> _Task brief_: Output each line exactly as it appears, skipping any embedded picture.

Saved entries
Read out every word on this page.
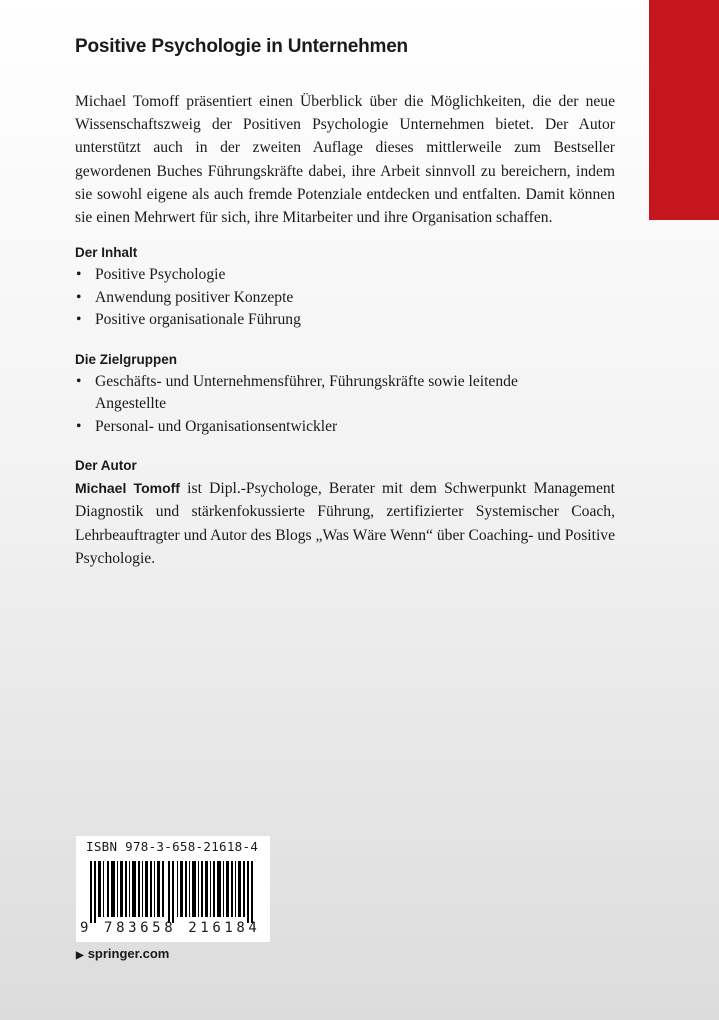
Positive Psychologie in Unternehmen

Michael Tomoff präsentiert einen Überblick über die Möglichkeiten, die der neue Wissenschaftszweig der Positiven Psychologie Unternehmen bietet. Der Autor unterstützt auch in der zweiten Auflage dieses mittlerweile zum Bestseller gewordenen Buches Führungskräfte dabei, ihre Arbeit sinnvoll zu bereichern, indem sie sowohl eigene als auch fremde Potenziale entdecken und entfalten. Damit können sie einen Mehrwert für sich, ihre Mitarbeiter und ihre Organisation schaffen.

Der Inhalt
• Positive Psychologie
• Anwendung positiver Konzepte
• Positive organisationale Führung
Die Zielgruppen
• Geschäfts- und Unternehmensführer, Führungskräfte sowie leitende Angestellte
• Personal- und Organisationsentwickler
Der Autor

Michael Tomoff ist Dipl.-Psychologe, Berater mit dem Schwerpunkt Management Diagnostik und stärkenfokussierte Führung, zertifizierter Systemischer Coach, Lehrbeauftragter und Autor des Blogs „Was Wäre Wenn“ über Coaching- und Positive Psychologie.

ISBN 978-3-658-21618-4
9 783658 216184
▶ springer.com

> _Task output_:
Read out every word on this page.
Positive Psychologie in Unternehmen

Michael Tomoff präsentiert einen Überblick über die Möglichkeiten, die der neue Wissenschaftszweig der Positiven Psychologie Unternehmen bietet. Der Autor unterstützt auch in der zweiten Auflage dieses mittlerweile zum Bestseller gewordenen Buches Führungskräfte dabei, ihre Arbeit sinnvoll zu bereichern, indem sie sowohl eigene als auch fremde Potenziale entdecken und entfalten. Damit können sie einen Mehrwert für sich, ihre Mitarbeiter und ihre Organisation schaffen.

Der Inhalt
• Positive Psychologie
• Anwendung positiver Konzepte
• Positive organisationale Führung
Die Zielgruppen
• Geschäfts- und Unternehmensführer, Führungskräfte sowie leitende Angestellte
• Personal- und Organisationsentwickler
Der Autor

Michael Tomoff ist Dipl.-Psychologe, Berater mit dem Schwerpunkt Management Diagnostik und stärkenfokussierte Führung, zertifizierter Systemischer Coach, Lehrbeauftragter und Autor des Blogs „Was Wäre Wenn“ über Coaching- und Positive Psychologie.

ISBN 978-3-658-21618-4
9 783658 216184
▶ springer.com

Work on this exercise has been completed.